• [Entries shown]:
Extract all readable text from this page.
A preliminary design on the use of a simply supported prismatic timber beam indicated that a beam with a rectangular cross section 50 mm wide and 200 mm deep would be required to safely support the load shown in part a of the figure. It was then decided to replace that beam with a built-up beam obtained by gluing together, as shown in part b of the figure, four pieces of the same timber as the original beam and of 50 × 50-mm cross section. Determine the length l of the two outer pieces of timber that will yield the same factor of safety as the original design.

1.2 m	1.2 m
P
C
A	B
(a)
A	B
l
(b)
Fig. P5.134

• [Exercise instructions]: Write out every record verbatim.

• [Written answer]:
Extract all readable text from this page.
A preliminary design on the use of a simply supported prismatic timber beam indicated that a beam with a rectangular cross section 50 mm wide and 200 mm deep would be required to safely support the load shown in part a of the figure. It was then decided to replace that beam with a built-up beam obtained by gluing together, as shown in part b of the figure, four pieces of the same timber as the original beam and of 50 × 50-mm cross section. Determine the length l of the two outer pieces of timber that will yield the same factor of safety as the original design.

1.2 m	1.2 m
P
C
A	B
(a)
A	B
l
(b)
Fig. P5.134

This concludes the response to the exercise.